Your instructions -> Write down each entry again, exactly as it reads.
— Start —
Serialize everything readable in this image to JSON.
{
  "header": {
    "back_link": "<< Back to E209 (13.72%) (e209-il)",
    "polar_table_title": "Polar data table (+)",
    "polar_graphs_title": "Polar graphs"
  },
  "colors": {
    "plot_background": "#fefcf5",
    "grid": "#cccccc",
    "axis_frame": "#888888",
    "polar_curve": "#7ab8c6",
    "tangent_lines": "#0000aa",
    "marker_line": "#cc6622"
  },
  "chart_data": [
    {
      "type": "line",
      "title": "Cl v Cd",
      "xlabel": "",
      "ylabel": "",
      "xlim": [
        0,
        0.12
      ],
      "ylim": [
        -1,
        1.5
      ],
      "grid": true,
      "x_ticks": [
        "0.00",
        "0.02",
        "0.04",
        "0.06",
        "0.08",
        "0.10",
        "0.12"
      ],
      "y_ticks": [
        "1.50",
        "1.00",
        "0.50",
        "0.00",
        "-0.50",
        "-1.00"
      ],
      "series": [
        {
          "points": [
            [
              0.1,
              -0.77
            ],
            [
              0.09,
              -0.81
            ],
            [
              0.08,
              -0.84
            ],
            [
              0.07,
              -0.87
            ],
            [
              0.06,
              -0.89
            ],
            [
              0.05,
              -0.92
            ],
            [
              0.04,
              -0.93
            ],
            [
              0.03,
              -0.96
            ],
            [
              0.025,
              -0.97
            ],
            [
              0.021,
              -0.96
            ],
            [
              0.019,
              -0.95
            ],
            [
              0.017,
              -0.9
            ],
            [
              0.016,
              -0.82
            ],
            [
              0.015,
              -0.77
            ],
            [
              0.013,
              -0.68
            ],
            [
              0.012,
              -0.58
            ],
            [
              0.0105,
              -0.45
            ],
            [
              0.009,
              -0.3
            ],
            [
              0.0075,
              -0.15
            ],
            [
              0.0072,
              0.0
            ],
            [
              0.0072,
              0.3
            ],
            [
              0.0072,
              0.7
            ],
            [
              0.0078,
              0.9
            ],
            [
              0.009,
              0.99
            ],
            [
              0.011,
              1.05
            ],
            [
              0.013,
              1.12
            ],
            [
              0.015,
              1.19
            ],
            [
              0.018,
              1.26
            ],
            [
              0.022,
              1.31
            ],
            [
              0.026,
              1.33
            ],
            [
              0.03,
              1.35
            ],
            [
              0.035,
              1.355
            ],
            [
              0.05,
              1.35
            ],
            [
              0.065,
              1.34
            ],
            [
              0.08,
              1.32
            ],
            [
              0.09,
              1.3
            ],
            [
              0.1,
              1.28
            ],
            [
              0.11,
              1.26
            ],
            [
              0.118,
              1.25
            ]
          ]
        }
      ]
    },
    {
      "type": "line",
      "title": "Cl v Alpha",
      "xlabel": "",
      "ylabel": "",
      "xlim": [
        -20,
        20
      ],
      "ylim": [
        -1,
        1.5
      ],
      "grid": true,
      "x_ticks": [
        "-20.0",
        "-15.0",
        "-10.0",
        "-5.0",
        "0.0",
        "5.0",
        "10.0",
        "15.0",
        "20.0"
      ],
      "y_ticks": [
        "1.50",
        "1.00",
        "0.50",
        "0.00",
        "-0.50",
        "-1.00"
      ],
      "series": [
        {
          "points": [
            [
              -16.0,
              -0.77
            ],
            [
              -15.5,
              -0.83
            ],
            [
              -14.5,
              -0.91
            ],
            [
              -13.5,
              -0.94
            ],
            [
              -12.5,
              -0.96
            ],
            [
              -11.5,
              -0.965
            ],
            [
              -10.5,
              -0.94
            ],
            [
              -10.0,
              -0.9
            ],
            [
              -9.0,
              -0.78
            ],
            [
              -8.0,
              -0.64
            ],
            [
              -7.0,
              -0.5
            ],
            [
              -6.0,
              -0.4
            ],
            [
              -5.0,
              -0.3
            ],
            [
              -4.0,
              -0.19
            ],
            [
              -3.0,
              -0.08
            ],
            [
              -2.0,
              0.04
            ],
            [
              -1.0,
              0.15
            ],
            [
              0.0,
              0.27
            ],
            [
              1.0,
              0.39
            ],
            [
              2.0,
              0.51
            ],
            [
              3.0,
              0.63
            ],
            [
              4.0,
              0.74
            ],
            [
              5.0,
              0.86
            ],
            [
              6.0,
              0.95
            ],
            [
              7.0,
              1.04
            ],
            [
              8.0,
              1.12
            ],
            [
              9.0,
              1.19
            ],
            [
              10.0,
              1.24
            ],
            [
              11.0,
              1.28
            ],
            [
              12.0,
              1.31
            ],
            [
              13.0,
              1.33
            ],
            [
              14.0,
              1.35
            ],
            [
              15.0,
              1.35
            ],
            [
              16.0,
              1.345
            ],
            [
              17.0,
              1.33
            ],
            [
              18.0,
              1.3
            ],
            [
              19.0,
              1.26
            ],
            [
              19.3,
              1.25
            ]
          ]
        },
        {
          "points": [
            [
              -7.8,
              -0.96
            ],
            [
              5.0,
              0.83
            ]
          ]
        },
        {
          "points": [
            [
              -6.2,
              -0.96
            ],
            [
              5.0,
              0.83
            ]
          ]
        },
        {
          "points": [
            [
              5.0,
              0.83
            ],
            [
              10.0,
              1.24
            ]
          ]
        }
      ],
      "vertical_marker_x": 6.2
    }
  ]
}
— End —
Result ->
Serialize everything readable in this image to JSON.
{
  "header": {
    "back_link": "<< Back to E209 (13.72%) (e209-il)",
    "polar_table_title": "Polar data table (+)",
    "polar_graphs_title": "Polar graphs"
  },
  "colors": {
    "plot_background": "#fefcf5",
    "grid": "#cccccc",
    "axis_frame": "#888888",
    "polar_curve": "#7ab8c6",
    "tangent_lines": "#0000aa",
    "marker_line": "#cc6622"
  },
  "chart_data": [
    {
      "type": "line",
      "title": "Cl v Cd",
      "xlabel": "",
      "ylabel": "",
      "xlim": [
        0,
        0.12
      ],
      "ylim": [
        -1,
        1.5
      ],
      "grid": true,
      "x_ticks": [
        "0.00",
        "0.02",
        "0.04",
        "0.06",
        "0.08",
        "0.10",
        "0.12"
      ],
      "y_ticks": [
        "1.50",
        "1.00",
        "0.50",
        "0.00",
        "-0.50",
        "-1.00"
      ],
      "series": [
        {
          "points": [
            [
              0.1,
              -0.77
            ],
            [
              0.09,
              -0.81
            ],
            [
              0.08,
              -0.84
            ],
            [
              0.07,
              -0.87
            ],
            [
              0.06,
              -0.89
            ],
            [
              0.05,
              -0.92
            ],
            [
              0.04,
              -0.93
            ],
            [
              0.03,
              -0.96
            ],
            [
              0.025,
              -0.97
            ],
            [
              0.021,
              -0.96
            ],
            [
              0.019,
              -0.95
            ],
            [
              0.017,
              -0.9
            ],
            [
              0.016,
              -0.82
            ],
            [
              0.015,
              -0.77
            ],
            [
              0.013,
              -0.68
            ],
            [
              0.012,
              -0.58
            ],
            [
              0.0105,
              -0.45
            ],
            [
              0.009,
              -0.3
            ],
            [
              0.0075,
              -0.15
            ],
            [
              0.0072,
              0.0
            ],
            [
              0.0072,
              0.3
            ],
            [
              0.0072,
              0.7
            ],
            [
              0.0078,
              0.9
            ],
            [
              0.009,
              0.99
            ],
            [
              0.011,
              1.05
            ],
            [
              0.013,
              1.12
            ],
            [
              0.015,
              1.19
            ],
            [
              0.018,
              1.26
            ],
            [
              0.022,
              1.31
            ],
            [
              0.026,
              1.33
            ],
            [
              0.03,
              1.35
            ],
            [
              0.035,
              1.355
            ],
            [
              0.05,
              1.35
            ],
            [
              0.065,
              1.34
            ],
            [
              0.08,
              1.32
            ],
            [
              0.09,
              1.3
            ],
            [
              0.1,
              1.28
            ],
            [
              0.11,
              1.26
            ],
            [
              0.118,
              1.25
            ]
          ]
        }
      ]
    },
    {
      "type": "line",
      "title": "Cl v Alpha",
      "xlabel": "",
      "ylabel": "",
      "xlim": [
        -20,
        20
      ],
      "ylim": [
        -1,
        1.5
      ],
      "grid": true,
      "x_ticks": [
        "-20.0",
        "-15.0",
        "-10.0",
        "-5.0",
        "0.0",
        "5.0",
        "10.0",
        "15.0",
        "20.0"
      ],
      "y_ticks": [
        "1.50",
        "1.00",
        "0.50",
        "0.00",
        "-0.50",
        "-1.00"
      ],
      "series": [
        {
          "points": [
            [
              -16.0,
              -0.77
            ],
            [
              -15.5,
              -0.83
            ],
            [
              -14.5,
              -0.91
            ],
            [
              -13.5,
              -0.94
            ],
            [
              -12.5,
              -0.96
            ],
            [
              -11.5,
              -0.965
            ],
            [
              -10.5,
              -0.94
            ],
            [
              -10.0,
              -0.9
            ],
            [
              -9.0,
              -0.78
            ],
            [
              -8.0,
              -0.64
            ],
            [
              -7.0,
              -0.5
            ],
            [
              -6.0,
              -0.4
            ],
            [
              -5.0,
              -0.3
            ],
            [
              -4.0,
              -0.19
            ],
            [
              -3.0,
              -0.08
            ],
            [
              -2.0,
              0.04
            ],
            [
              -1.0,
              0.15
            ],
            [
              0.0,
              0.27
            ],
            [
              1.0,
              0.39
            ],
            [
              2.0,
              0.51
            ],
            [
              3.0,
              0.63
            ],
            [
              4.0,
              0.74
            ],
            [
              5.0,
              0.86
            ],
            [
              6.0,
              0.95
            ],
            [
              7.0,
              1.04
            ],
            [
              8.0,
              1.12
            ],
            [
              9.0,
              1.19
            ],
            [
              10.0,
              1.24
            ],
            [
              11.0,
              1.28
            ],
            [
              12.0,
              1.31
            ],
            [
              13.0,
              1.33
            ],
            [
              14.0,
              1.35
            ],
            [
              15.0,
              1.35
            ],
            [
              16.0,
              1.345
            ],
            [
              17.0,
              1.33
            ],
            [
              18.0,
              1.3
            ],
            [
              19.0,
              1.26
            ],
            [
              19.3,
              1.25
            ]
          ]
        },
        {
          "points": [
            [
              -7.8,
              -0.96
            ],
            [
              5.0,
              0.83
            ]
          ]
        },
        {
          "points": [
            [
              -6.2,
              -0.96
            ],
            [
              5.0,
              0.83
            ]
          ]
        },
        {
          "points": [
            [
              5.0,
              0.83
            ],
            [
              10.0,
              1.24
            ]
          ]
        }
      ],
      "vertical_marker_x": 6.2
    }
  ]
}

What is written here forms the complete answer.